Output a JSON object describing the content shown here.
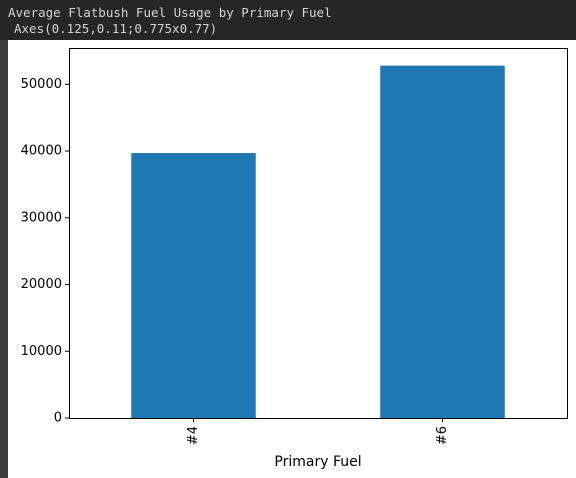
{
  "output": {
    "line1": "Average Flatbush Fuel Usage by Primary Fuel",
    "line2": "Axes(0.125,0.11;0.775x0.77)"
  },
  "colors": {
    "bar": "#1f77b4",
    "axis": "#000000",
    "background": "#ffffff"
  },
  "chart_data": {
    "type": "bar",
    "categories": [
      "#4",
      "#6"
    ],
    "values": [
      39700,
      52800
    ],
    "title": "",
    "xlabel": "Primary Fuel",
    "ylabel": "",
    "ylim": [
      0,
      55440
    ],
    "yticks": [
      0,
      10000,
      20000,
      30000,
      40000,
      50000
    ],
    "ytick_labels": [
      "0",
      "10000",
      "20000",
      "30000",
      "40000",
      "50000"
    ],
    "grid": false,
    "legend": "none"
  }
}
==
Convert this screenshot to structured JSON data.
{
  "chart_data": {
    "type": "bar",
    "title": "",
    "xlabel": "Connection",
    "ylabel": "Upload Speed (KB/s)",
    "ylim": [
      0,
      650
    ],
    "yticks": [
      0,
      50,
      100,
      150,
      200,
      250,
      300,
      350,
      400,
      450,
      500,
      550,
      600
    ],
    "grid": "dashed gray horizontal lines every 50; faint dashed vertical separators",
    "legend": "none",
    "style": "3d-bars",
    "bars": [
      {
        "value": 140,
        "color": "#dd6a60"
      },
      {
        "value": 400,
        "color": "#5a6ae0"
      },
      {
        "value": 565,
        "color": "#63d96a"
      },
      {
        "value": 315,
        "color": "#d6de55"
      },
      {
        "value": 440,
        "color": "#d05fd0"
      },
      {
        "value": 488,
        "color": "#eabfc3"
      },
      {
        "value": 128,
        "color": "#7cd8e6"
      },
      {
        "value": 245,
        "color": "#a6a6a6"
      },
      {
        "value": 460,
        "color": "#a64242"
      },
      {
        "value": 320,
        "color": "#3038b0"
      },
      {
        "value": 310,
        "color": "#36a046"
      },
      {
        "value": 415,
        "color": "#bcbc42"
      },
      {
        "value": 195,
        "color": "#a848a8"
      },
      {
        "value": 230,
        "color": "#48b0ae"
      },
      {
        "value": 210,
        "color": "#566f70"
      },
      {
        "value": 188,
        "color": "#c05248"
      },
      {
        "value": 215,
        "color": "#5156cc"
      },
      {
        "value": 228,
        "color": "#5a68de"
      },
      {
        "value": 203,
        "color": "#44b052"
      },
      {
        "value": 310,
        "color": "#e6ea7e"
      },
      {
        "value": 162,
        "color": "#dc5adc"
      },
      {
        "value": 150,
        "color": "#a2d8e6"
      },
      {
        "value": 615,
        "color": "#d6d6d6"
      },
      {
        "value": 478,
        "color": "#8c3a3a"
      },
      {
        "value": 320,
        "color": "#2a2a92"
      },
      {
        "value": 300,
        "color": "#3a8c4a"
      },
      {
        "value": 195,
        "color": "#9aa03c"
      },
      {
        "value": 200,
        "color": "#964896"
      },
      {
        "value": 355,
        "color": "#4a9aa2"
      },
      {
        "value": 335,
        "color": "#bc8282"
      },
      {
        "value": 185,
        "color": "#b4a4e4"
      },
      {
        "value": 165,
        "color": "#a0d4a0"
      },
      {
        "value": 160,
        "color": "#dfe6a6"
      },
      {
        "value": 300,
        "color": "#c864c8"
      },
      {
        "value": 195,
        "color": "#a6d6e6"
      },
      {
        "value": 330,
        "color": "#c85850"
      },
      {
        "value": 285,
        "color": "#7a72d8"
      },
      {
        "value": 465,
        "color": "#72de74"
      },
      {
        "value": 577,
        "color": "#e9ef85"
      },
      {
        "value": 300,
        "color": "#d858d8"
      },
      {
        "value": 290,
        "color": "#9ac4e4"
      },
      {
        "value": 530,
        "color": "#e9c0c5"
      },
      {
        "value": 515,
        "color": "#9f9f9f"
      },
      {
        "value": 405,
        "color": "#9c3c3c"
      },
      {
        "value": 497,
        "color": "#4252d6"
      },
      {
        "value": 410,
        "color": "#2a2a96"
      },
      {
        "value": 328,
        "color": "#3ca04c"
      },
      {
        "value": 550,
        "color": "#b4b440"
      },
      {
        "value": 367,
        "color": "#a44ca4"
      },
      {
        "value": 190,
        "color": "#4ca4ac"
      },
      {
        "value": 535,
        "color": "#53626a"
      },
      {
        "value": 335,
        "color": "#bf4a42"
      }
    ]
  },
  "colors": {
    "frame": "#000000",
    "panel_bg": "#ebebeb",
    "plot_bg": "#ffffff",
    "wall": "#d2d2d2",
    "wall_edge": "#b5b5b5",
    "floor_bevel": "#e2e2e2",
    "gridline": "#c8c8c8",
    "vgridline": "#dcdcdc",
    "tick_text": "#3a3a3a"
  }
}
--
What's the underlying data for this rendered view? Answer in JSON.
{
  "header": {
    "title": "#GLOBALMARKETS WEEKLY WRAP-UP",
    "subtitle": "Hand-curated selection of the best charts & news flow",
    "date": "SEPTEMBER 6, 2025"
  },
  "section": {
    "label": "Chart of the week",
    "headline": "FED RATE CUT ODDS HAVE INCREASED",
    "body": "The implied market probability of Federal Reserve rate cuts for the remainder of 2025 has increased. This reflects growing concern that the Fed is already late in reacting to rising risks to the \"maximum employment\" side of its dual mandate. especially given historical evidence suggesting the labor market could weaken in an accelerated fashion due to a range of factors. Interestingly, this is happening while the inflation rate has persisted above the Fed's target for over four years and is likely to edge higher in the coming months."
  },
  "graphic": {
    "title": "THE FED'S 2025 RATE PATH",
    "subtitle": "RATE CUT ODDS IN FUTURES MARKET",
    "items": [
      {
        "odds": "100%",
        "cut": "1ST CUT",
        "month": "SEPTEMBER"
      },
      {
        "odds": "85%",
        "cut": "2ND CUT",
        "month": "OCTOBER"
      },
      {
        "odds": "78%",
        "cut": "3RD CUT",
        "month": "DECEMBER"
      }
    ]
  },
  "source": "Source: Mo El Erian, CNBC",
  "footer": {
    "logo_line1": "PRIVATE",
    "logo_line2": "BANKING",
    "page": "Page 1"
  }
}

» What you have to do:
State the number of lines in these entries that include the string "Fuel". Provide nothing beyond that number.

» Complete response:
2